> Exercise
Locate the string "meiner" in the records below. Copy every line where it occurs.

[Data entries]
■ ■ ■ ■ ■ ■ ■
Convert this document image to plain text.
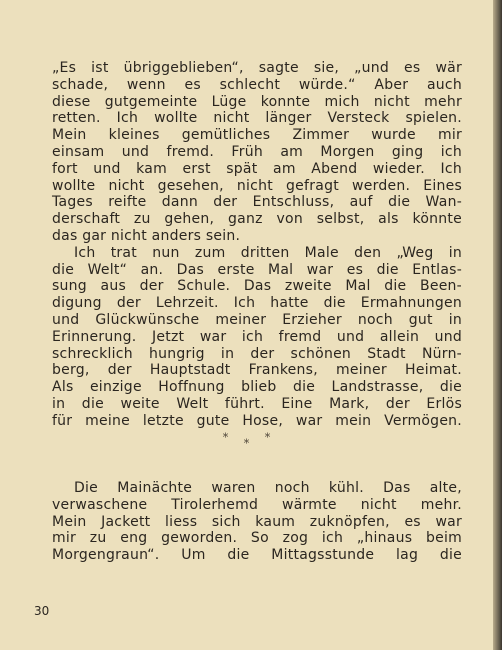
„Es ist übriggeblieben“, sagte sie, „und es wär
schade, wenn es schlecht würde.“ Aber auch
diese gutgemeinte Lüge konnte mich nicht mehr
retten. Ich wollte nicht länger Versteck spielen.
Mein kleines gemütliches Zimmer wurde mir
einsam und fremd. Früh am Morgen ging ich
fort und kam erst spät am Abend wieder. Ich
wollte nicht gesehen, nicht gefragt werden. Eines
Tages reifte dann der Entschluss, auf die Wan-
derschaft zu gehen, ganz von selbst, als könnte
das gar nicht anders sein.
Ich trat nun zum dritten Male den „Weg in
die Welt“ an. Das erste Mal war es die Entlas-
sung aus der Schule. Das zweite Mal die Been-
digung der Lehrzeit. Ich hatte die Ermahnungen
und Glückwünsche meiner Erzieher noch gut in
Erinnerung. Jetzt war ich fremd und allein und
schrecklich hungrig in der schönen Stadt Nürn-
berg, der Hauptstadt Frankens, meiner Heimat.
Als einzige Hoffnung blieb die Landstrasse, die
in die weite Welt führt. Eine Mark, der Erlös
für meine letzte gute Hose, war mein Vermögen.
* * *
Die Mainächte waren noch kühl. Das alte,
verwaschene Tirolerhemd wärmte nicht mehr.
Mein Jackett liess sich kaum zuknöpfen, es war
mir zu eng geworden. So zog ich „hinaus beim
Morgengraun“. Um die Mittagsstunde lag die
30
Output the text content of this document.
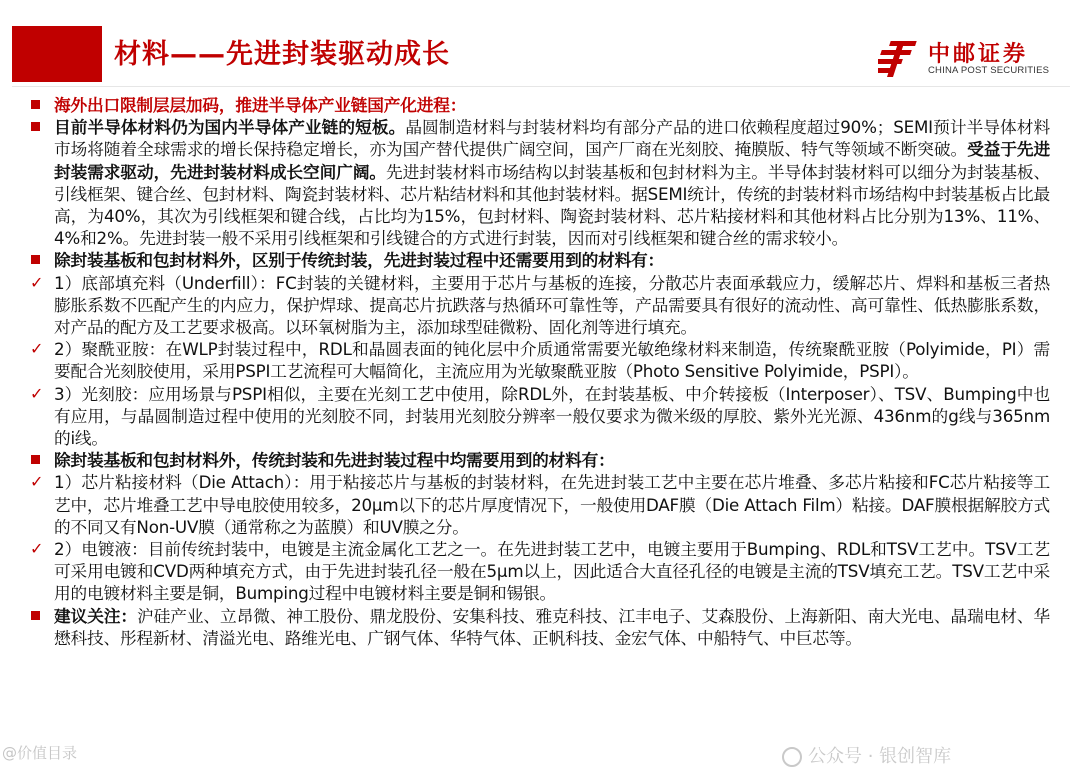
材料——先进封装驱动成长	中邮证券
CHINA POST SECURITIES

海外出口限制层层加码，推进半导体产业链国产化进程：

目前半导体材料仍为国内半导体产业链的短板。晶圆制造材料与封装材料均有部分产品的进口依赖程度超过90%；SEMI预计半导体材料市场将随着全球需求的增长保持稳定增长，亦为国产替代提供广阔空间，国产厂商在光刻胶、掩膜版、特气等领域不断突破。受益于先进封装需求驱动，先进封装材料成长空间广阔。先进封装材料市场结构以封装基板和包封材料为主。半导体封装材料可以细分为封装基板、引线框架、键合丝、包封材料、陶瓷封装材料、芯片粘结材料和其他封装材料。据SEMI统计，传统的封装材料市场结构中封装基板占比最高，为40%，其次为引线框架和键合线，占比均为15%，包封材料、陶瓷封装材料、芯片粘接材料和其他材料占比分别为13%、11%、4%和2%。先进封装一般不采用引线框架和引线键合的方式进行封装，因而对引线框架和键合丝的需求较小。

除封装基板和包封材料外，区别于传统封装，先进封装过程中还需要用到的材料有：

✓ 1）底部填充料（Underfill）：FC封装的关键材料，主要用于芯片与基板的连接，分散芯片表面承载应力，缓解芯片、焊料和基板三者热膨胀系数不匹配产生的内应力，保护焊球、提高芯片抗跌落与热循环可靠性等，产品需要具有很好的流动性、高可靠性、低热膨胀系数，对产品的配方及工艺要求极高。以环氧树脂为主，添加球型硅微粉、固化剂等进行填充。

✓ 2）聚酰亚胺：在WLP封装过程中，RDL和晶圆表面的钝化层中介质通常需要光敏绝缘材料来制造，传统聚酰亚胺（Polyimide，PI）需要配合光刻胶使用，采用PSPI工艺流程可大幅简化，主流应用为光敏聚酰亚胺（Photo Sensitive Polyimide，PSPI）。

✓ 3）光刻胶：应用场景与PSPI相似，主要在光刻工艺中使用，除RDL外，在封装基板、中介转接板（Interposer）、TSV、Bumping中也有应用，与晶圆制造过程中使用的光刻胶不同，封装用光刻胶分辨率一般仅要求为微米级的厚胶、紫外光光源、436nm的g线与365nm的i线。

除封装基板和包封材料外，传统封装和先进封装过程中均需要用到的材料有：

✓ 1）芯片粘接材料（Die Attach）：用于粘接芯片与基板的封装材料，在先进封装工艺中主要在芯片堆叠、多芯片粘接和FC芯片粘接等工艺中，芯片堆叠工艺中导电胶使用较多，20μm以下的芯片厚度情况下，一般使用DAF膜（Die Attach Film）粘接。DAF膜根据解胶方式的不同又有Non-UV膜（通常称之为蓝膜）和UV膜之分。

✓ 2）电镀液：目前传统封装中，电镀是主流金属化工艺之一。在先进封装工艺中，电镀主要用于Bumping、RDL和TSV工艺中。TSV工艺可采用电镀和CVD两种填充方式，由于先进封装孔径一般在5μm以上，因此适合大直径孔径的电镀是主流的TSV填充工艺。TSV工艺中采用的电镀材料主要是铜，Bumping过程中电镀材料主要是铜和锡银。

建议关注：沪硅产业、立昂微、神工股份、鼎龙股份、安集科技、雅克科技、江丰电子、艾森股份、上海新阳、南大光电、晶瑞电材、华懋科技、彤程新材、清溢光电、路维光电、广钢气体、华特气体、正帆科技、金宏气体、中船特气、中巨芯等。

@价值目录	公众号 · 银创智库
■ ■ ■ ■ ■ ■ ■
> Completed task
und Glückwünsche meiner Erzieher noch gut in
berg, der Hauptstadt Frankens, meiner Heimat.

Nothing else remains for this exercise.